§ What you will do: Give the number of lines containing the word "графические" and nothing more.
--
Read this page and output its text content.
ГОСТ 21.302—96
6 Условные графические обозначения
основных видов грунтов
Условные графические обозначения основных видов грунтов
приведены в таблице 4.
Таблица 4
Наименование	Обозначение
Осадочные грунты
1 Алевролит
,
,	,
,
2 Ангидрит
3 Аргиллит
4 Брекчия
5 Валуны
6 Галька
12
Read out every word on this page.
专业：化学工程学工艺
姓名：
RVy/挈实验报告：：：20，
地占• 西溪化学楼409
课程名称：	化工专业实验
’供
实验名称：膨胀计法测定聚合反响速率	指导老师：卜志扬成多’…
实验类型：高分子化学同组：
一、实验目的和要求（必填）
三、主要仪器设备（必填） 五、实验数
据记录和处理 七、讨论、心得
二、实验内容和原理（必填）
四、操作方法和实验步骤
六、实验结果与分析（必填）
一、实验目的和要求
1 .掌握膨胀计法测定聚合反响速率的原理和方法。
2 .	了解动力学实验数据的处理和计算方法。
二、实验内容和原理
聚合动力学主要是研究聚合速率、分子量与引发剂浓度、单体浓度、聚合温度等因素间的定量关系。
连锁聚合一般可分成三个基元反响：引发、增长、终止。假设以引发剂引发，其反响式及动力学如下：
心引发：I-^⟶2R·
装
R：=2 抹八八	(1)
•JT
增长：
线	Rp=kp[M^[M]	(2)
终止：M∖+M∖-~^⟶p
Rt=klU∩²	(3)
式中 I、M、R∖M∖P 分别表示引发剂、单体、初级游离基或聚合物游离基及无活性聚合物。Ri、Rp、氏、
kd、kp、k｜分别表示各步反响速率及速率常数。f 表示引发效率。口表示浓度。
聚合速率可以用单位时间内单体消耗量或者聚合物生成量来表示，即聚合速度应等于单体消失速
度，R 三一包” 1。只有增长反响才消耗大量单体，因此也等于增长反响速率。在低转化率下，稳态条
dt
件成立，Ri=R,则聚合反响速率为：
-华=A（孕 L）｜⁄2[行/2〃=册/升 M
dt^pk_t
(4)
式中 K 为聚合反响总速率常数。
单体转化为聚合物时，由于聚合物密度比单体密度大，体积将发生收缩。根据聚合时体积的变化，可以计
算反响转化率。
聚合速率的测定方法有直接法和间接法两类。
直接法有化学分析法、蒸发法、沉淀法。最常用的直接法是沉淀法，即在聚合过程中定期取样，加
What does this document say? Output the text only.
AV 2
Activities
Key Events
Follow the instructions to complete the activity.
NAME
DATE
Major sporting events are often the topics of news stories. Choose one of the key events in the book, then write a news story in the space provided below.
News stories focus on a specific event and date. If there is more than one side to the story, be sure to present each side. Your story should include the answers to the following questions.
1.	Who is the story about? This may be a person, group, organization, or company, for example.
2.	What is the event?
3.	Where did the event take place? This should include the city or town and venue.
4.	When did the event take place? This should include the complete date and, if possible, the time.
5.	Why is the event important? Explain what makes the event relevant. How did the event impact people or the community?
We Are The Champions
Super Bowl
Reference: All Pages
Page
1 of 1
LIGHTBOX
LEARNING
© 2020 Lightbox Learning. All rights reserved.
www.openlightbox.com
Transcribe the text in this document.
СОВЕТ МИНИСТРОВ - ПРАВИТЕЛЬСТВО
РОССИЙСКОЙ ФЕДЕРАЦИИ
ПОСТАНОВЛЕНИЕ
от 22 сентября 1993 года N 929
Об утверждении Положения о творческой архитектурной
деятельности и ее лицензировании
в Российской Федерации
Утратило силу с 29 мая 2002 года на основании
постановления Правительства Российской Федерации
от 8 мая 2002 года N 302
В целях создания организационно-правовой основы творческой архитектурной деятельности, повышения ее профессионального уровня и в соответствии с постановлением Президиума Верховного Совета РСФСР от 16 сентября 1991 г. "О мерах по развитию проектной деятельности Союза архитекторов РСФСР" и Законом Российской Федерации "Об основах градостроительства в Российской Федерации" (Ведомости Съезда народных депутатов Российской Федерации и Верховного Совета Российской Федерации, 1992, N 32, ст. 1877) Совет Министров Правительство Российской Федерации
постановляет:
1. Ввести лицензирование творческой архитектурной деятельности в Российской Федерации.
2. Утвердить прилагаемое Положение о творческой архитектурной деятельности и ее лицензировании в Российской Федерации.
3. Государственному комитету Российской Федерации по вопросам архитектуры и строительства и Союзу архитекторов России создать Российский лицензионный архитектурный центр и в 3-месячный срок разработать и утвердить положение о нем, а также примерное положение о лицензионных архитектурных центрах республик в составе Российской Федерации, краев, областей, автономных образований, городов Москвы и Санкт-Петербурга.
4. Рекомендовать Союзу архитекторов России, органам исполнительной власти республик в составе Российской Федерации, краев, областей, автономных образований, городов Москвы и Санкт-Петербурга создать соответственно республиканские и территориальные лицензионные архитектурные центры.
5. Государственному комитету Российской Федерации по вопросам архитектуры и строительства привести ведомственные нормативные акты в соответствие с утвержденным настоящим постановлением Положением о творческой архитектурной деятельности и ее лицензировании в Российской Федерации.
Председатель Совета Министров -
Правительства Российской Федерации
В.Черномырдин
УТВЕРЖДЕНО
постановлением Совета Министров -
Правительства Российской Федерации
--
§ Complete output: 2